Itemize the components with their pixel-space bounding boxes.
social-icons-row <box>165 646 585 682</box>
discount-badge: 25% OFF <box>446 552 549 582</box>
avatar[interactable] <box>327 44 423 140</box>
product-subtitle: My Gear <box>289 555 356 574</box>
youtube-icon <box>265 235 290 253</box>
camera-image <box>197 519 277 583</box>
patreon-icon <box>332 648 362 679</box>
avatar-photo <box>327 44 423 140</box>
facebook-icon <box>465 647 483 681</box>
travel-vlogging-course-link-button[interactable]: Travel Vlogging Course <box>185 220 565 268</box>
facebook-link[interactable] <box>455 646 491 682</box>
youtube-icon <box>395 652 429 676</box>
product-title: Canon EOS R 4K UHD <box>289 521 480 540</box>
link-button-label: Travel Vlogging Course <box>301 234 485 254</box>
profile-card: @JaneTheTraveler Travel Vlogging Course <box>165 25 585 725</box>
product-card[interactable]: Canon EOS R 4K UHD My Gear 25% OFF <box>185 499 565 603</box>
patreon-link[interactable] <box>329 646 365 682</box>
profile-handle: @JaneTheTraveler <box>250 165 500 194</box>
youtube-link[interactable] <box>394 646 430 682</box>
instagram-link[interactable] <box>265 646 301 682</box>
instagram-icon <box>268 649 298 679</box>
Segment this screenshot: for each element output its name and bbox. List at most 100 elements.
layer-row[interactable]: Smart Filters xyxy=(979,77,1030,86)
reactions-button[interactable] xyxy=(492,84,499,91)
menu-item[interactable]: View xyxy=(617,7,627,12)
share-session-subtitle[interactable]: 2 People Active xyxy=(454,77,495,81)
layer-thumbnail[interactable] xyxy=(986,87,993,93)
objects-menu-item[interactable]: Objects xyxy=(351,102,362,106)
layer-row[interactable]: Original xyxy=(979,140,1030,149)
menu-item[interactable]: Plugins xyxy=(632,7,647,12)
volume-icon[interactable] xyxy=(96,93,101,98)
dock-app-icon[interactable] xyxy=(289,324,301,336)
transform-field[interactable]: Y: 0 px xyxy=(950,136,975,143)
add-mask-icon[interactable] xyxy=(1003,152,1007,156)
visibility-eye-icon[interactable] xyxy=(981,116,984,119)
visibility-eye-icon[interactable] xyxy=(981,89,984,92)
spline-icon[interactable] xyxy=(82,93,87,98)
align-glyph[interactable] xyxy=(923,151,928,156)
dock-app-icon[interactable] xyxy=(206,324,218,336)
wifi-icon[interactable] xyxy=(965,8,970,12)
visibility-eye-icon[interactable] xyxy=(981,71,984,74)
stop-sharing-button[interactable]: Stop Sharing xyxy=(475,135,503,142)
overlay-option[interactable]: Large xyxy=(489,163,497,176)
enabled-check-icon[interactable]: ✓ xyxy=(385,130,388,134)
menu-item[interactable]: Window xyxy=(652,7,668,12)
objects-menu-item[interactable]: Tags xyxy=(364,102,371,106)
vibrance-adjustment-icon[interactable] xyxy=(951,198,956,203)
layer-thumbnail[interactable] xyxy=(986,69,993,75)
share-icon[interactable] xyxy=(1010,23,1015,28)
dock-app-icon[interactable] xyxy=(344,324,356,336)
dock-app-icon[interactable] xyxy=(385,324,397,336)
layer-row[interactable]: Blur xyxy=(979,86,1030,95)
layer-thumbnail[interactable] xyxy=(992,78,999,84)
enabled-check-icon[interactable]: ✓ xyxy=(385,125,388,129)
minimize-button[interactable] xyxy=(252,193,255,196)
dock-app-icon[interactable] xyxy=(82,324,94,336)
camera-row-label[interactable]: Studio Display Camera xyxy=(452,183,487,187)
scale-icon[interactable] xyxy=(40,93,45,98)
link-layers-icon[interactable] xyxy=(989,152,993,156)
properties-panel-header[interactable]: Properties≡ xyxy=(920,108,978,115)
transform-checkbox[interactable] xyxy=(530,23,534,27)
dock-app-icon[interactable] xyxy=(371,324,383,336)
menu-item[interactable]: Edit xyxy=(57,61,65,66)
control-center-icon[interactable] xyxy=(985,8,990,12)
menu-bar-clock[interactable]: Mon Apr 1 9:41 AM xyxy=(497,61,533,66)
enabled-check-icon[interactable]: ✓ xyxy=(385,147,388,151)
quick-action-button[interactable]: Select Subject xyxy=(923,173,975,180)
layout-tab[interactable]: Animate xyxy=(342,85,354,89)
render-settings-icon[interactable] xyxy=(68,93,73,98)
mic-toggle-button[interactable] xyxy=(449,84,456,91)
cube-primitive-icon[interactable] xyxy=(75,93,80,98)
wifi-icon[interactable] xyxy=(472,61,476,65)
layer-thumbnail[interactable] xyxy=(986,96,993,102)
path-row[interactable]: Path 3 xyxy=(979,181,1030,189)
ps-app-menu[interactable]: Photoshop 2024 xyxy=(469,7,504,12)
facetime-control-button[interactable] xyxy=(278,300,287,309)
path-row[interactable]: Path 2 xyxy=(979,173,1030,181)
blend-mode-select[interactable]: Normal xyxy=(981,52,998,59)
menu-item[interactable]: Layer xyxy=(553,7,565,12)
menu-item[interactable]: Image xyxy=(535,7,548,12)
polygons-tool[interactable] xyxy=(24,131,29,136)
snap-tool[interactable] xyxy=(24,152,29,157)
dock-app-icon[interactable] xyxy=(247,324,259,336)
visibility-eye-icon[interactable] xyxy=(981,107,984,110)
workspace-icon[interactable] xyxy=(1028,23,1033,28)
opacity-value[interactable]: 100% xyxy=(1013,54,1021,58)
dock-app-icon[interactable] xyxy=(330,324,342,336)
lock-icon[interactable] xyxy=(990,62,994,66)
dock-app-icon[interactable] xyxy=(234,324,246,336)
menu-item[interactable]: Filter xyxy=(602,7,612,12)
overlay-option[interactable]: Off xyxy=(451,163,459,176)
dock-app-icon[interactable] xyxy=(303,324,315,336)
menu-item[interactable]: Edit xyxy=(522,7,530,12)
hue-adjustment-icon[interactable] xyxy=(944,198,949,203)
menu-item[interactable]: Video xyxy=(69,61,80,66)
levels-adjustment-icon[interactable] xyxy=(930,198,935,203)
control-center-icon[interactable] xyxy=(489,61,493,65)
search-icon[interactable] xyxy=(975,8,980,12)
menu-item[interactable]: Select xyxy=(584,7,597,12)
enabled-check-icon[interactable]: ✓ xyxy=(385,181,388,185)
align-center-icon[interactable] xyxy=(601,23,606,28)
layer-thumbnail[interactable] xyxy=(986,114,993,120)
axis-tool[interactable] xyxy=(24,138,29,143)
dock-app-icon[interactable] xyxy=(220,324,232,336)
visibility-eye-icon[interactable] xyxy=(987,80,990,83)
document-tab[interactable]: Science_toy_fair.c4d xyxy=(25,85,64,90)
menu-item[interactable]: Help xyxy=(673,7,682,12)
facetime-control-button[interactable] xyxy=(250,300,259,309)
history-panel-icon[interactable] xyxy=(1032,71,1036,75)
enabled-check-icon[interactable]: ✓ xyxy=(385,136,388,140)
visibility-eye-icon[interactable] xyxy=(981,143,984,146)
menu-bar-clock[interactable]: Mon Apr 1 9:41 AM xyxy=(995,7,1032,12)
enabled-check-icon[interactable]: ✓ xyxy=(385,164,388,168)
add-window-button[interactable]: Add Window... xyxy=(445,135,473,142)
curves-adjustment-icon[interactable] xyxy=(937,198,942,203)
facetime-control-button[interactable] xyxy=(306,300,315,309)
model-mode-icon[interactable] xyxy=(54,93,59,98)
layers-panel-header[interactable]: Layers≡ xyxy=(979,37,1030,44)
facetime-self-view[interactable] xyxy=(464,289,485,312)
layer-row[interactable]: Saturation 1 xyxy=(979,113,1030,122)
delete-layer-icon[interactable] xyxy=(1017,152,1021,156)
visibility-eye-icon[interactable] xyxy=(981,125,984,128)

▸ Stated problem:
Write out the data as a numbered list, from its first line through the line containing "youtube-link[interactable] <box>394 646", and leave out any blank lines.

▸ Task result:
1. Itemize the components with their pixel-space bounding boxes.
2. social-icons-row <box>165 646 585 682</box>
3. discount-badge: 25% OFF <box>446 552 549 582</box>
4. avatar[interactable] <box>327 44 423 140</box>
5. product-subtitle: My Gear <box>289 555 356 574</box>
6. youtube-icon <box>265 235 290 253</box>
7. camera-image <box>197 519 277 583</box>
8. patreon-icon <box>332 648 362 679</box>
9. avatar-photo <box>327 44 423 140</box>
10. facebook-icon <box>465 647 483 681</box>
11. travel-vlogging-course-link-button[interactable]: Travel Vlogging Course <box>185 220 565 268</box>
12. facebook-link[interactable] <box>455 646 491 682</box>
13. youtube-icon <box>395 652 429 676</box>
14. product-title: Canon EOS R 4K UHD <box>289 521 480 540</box>
15. link-button-label: Travel Vlogging Course <box>301 234 485 254</box>
16. profile-card: @JaneTheTraveler Travel Vlogging Course <box>165 25 585 725</box>
17. product-card[interactable]: Canon EOS R 4K UHD My Gear 25% OFF <box>185 499 565 603</box>
18. patreon-link[interactable] <box>329 646 365 682</box>
19. profile-handle: @JaneTheTraveler <box>250 165 500 194</box>
20. youtube-link[interactable] <box>394 646 430 682</box>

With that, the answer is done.